TEXT SECTION:
((

In a yet further preferred embodiment of the present invention, the
powder filling mechanism may further comprise a rotary table
capable of indexing movement. The hopper may be movable relative to
the mold held at the powder filling position and movable on a plane
of the top surface of the mold held at the powder filling position,
and thereby the hopper may form a part of the strickle mechanism.
The at least one hopper may comprise a plurality of hoppers
provided on the rotary table at circumferentially spaced positions
with respect to the axis of the rotary table, the plurality of
hoppers being capable of individual movement, wherein different
powder materials may be stored in the plurality of hoppers,
respectively, differing from one another in at least one of
properties including component(s) of powder material, percentages
of components, particle size and particle shape.
In accordance with a further aspect of the present invention, there
is provided a powder filling mechanism for filling powder material
into a mold which has a bore opening at a top end thereof, the
mechanism comprising: a support plate having a top surface and a
hole for receiving the upper end of the mold, wherein the upper end
of the mold may be fitted in the hole without any substantial
clearance therebetween and with a top surface of the support plate
and the top surface of the mold being substantially flush with each
other; and a hopper having a bottom surface and so disposed as to
be movable on the top surface of the support plate with the bottom
surface being in contact with the top surface of the support plate,
the hopper having an amount of powder material stored therein. The
hopper has a bottom opening for dispensing powder material, which
opens at the bottom surface and has a size equal to or greater than
that of a top opening of the bore of the mold, wherein the hopper
is movable on the top surface of the support plate and across the
top surface of the mold.

))

DIRECTION A: In the passage on the powder filling mechanism, starting with "In a yet further" and going on through "and particle shape.", rename "rotary table" to "turntable" wherever it occurs.

INPUT ROWS:
((

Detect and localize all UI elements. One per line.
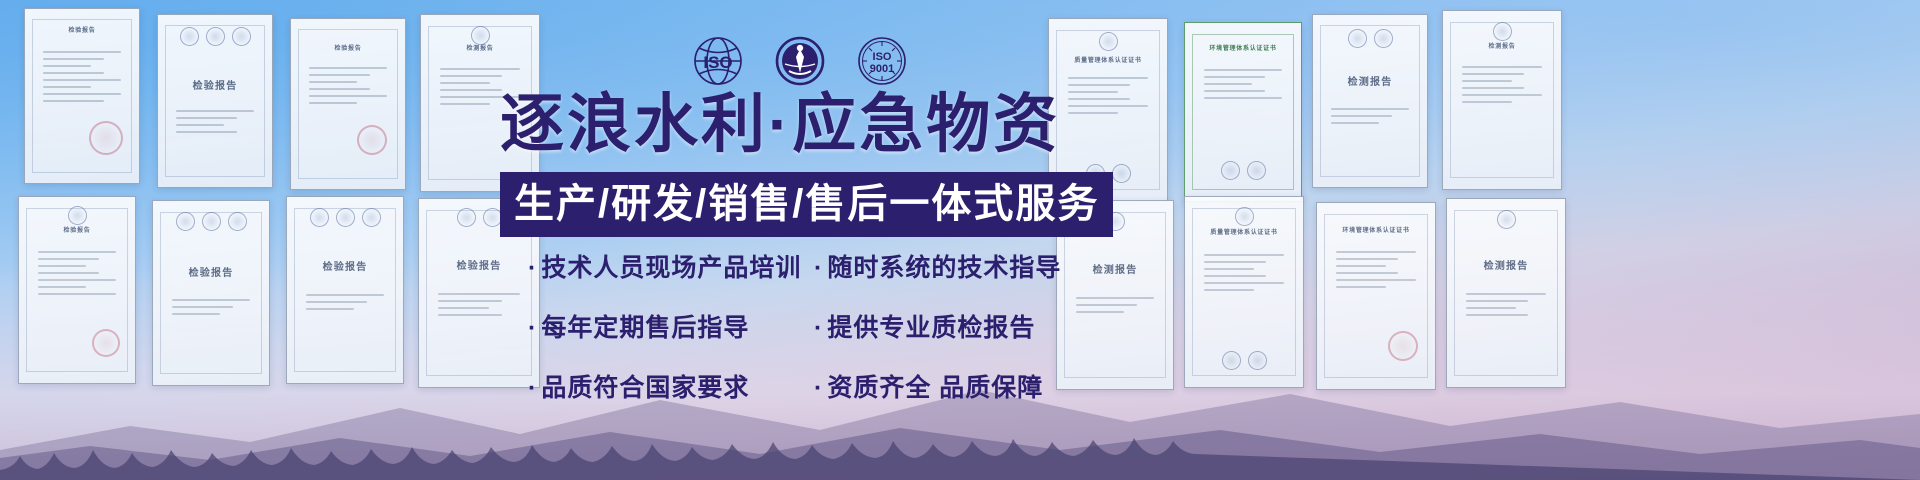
certificate-title: 质量管理体系认证证书 xyxy=(1066,55,1151,64)
feature-label: 技术人员现场产品培训 xyxy=(541,248,801,284)
certificate-title: 质量管理体系认证证书 xyxy=(1202,227,1287,236)
certificate-title: 检验报告 xyxy=(41,25,123,34)
certificate-wall-background: 检验报告 检验报告 检验报告 检测报告 质量管理体系认证证书 环境管理体系认 xyxy=(0,0,1920,480)
certificate-card: 检验报告 xyxy=(18,196,136,384)
certificate-card: 检验报告 xyxy=(24,8,140,184)
feature-item: · 随时系统的技术指导 xyxy=(814,248,1054,284)
certificate-card: 检测报告 xyxy=(1312,14,1428,188)
certificate-logo-row xyxy=(19,206,135,225)
feature-label: 随时系统的技术指导 xyxy=(827,248,1061,284)
certificate-logo-row xyxy=(1185,207,1303,226)
iso-globe-badge-icon: ISO xyxy=(690,33,746,89)
certificate-card: 检测报告 xyxy=(1446,198,1566,388)
certificate-card: 检验报告 xyxy=(152,200,270,386)
certificate-title: 检测报告 xyxy=(1460,41,1545,50)
bullet-icon: · xyxy=(528,316,537,341)
certificate-logo-row xyxy=(1443,22,1561,41)
quality-inspection-badge-icon xyxy=(772,33,828,89)
svg-text:ISO: ISO xyxy=(873,51,892,63)
svg-text:9001: 9001 xyxy=(870,63,894,75)
certificate-logo-row xyxy=(1447,210,1565,229)
certificate-title: 检验报告 xyxy=(174,77,256,92)
certificate-logo-row xyxy=(1185,351,1303,370)
certificate-logo-row xyxy=(153,212,269,231)
feature-item: · 品质符合国家要求 xyxy=(528,368,800,404)
certificate-title: 检测报告 xyxy=(438,43,523,52)
certificate-card: 环境管理体系认证证书 xyxy=(1184,22,1302,202)
certificate-logo-row xyxy=(1049,32,1167,51)
bullet-icon: · xyxy=(528,376,537,401)
certificate-title: 环境管理体系认证证书 xyxy=(1201,43,1285,52)
certificate-card: 质量管理体系认证证书 xyxy=(1184,196,1304,388)
subtitle-banner: 生产/研发/销售/售后一体式服务 xyxy=(500,172,1113,237)
promo-banner: 检验报告 检验报告 检验报告 检测报告 质量管理体系认证证书 环境管理体系认 xyxy=(0,0,1920,480)
certificate-seal xyxy=(89,121,123,155)
bullet-icon: · xyxy=(528,256,537,281)
certificate-card: 检验报告 xyxy=(157,14,273,188)
certificate-title: 检验报告 xyxy=(303,258,387,273)
feature-item: · 资质齐全 品质保障 xyxy=(814,368,1054,404)
certificate-title: 检测报告 xyxy=(1073,261,1157,276)
certificate-logo-row xyxy=(158,27,272,46)
headline-block: 逐浪水利·应急物资 生产/研发/销售/售后一体式服务 xyxy=(500,92,1100,237)
certificate-title: 检测报告 xyxy=(1464,257,1549,272)
feature-label: 品质符合国家要求 xyxy=(541,368,749,404)
certificate-title: 检测报告 xyxy=(1329,73,1411,88)
feature-item: · 技术人员现场产品培训 xyxy=(528,248,800,284)
certificate-logo-row xyxy=(1185,161,1301,180)
certificate-card: 环境管理体系认证证书 xyxy=(1316,202,1436,390)
feature-label: 提供专业质检报告 xyxy=(827,308,1035,344)
certificate-card: 检验报告 xyxy=(286,196,404,384)
feature-label: 资质齐全 品质保障 xyxy=(827,368,1043,404)
certificate-seal xyxy=(92,329,120,357)
certificate-title: 检验报告 xyxy=(436,257,522,272)
certificate-card: 检验报告 xyxy=(290,18,406,190)
certificate-logo-row xyxy=(1313,29,1427,48)
certification-badge-row: ISO ISO 9001 xyxy=(690,33,910,89)
feature-list: · 技术人员现场产品培训 · 随时系统的技术指导 · 每年定期售后指导 · 提供… xyxy=(528,248,1054,404)
certificate-title: 环境管理体系认证证书 xyxy=(1334,225,1419,234)
certificate-card: 检测报告 xyxy=(1442,10,1562,190)
certificate-seal xyxy=(357,125,387,155)
feature-label: 每年定期售后指导 xyxy=(541,308,749,344)
certificate-logo-row xyxy=(287,208,403,227)
certificate-title: 检验报告 xyxy=(35,225,119,234)
iso-badge-label: ISO xyxy=(703,53,732,72)
bullet-icon: · xyxy=(814,316,823,341)
certificate-title: 检验报告 xyxy=(169,264,253,279)
certificate-seal xyxy=(1388,331,1418,361)
certificate-logo-row xyxy=(421,26,539,45)
iso-9001-badge-icon: ISO 9001 xyxy=(854,33,910,89)
bullet-icon: · xyxy=(814,256,823,281)
certificate-title: 检验报告 xyxy=(307,43,389,52)
bullet-icon: · xyxy=(814,376,823,401)
feature-item: · 每年定期售后指导 xyxy=(528,308,800,344)
page-title: 逐浪水利·应急物资 xyxy=(500,92,1100,156)
feature-item: · 提供专业质检报告 xyxy=(814,308,1054,344)
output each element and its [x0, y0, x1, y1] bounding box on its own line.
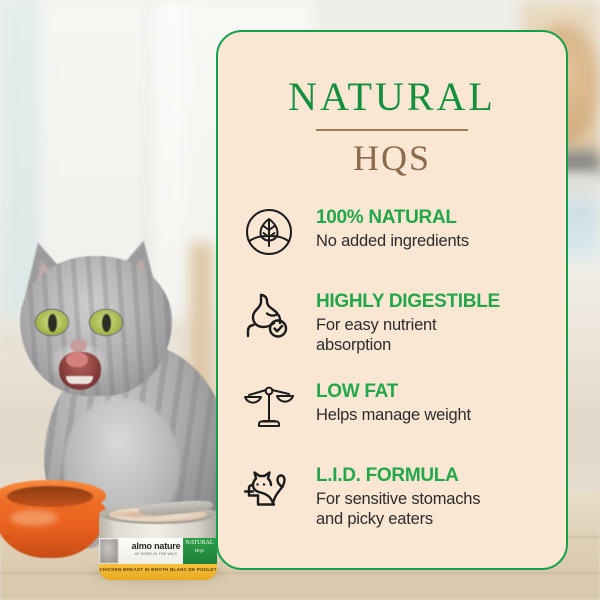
feature-description: Helps manage weight: [316, 405, 471, 425]
floor-plank-line-2: [0, 572, 600, 574]
benefits-card: NATURAL HQS 100% NATURAL No: [216, 30, 568, 570]
feature-text-digestible: HIGHLY DIGESTIBLE For easy nutrient abso…: [316, 287, 500, 355]
balance-scale-icon: [240, 377, 298, 435]
orange-food-bowl: [0, 480, 106, 562]
leaf-circle-icon: [240, 203, 298, 261]
cat-nose: [70, 340, 87, 352]
can-badge-text: NATURAL HQS: [183, 540, 216, 554]
can-badge-subtitle: HQS: [183, 547, 216, 554]
feature-text-low-fat: LOW FAT Helps manage weight: [316, 377, 471, 425]
stomach-check-icon: [240, 287, 298, 345]
sitting-cat-icon: [240, 461, 298, 519]
feature-title: LOW FAT: [316, 380, 471, 403]
feature-title: HIGHLY DIGESTIBLE: [316, 290, 500, 313]
can-flavour-text: CHICKEN BREAST IN BROTH BLANC DE POULET: [99, 567, 217, 572]
feature-title: L.I.D. FORMULA: [316, 464, 480, 487]
card-header: NATURAL HQS: [218, 58, 566, 179]
feature-text-natural: 100% NATURAL No added ingredients: [316, 203, 469, 251]
feature-list: 100% NATURAL No added ingredients: [218, 203, 566, 529]
cat-pupil-right: [102, 314, 111, 332]
can-label-cat-photo: [100, 539, 118, 563]
page-subtitle: HQS: [238, 137, 546, 179]
feature-item-natural: 100% NATURAL No added ingredients: [240, 203, 546, 265]
infographic-stage: almo nature AT HOME IN THE WILD NATURAL …: [0, 0, 600, 600]
can-brand-name: almo nature: [119, 541, 193, 551]
page-title: NATURAL: [238, 74, 546, 120]
cat-tongue: [66, 352, 88, 367]
cat-pupil-left: [48, 314, 57, 332]
cat-teeth: [66, 376, 93, 384]
bowl-interior: [7, 486, 93, 507]
feature-title: 100% NATURAL: [316, 206, 469, 229]
bowl-highlight: [10, 510, 58, 526]
product-can: almo nature AT HOME IN THE WILD NATURAL …: [99, 500, 217, 582]
feature-item-low-fat: LOW FAT Helps manage weight: [240, 377, 546, 439]
feature-item-digestible: HIGHLY DIGESTIBLE For easy nutrient abso…: [240, 287, 546, 355]
feature-item-lid-formula: L.I.D. FORMULA For sensitive stomachs an…: [240, 461, 546, 529]
can-badge-title: NATURAL: [186, 540, 214, 546]
title-divider: [316, 129, 468, 131]
feature-text-lid-formula: L.I.D. FORMULA For sensitive stomachs an…: [316, 461, 480, 529]
can-brand-tagline: AT HOME IN THE WILD: [119, 552, 193, 556]
feature-description: For sensitive stomachs and picky eaters: [316, 489, 480, 529]
feature-description: No added ingredients: [316, 231, 469, 251]
feature-description: For easy nutrient absorption: [316, 315, 500, 355]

))

DIRECTION B: Repeat exactly the lines of the listing starting with the line with "feature-description: Helps manage" and going on through the line with "can-badge-text: NATURAL HQS: [183, 540, 216, 554]".

RESPONSE A:
In a yet further preferred embodiment of the present invention, the
powder filling mechanism may further comprise a turntable
capable of indexing movement. The hopper may be movable relative to
the mold held at the powder filling position and movable on a plane
of the top surface of the mold held at the powder filling position,
and thereby the hopper may form a part of the strickle mechanism.
The at least one hopper may comprise a plurality of hoppers
provided on the turntable at circumferentially spaced positions
with respect to the axis of the turntable, the plurality of
hoppers being capable of individual movement, wherein different
powder materials may be stored in the plurality of hoppers,
respectively, differing from one another in at least one of
properties including component(s) of powder material, percentages
of components, particle size and particle shape.

RESPONSE B:
feature-description: Helps manage weight: [316, 405, 471, 425]
floor-plank-line-2: [0, 572, 600, 574]
benefits-card: NATURAL HQS 100% NATURAL No: [216, 30, 568, 570]
feature-text-digestible: HIGHLY DIGESTIBLE For easy nutrient abso…: [316, 287, 500, 355]
balance-scale-icon: [240, 377, 298, 435]
orange-food-bowl: [0, 480, 106, 562]
leaf-circle-icon: [240, 203, 298, 261]
cat-nose: [70, 340, 87, 352]
can-badge-text: NATURAL HQS: [183, 540, 216, 554]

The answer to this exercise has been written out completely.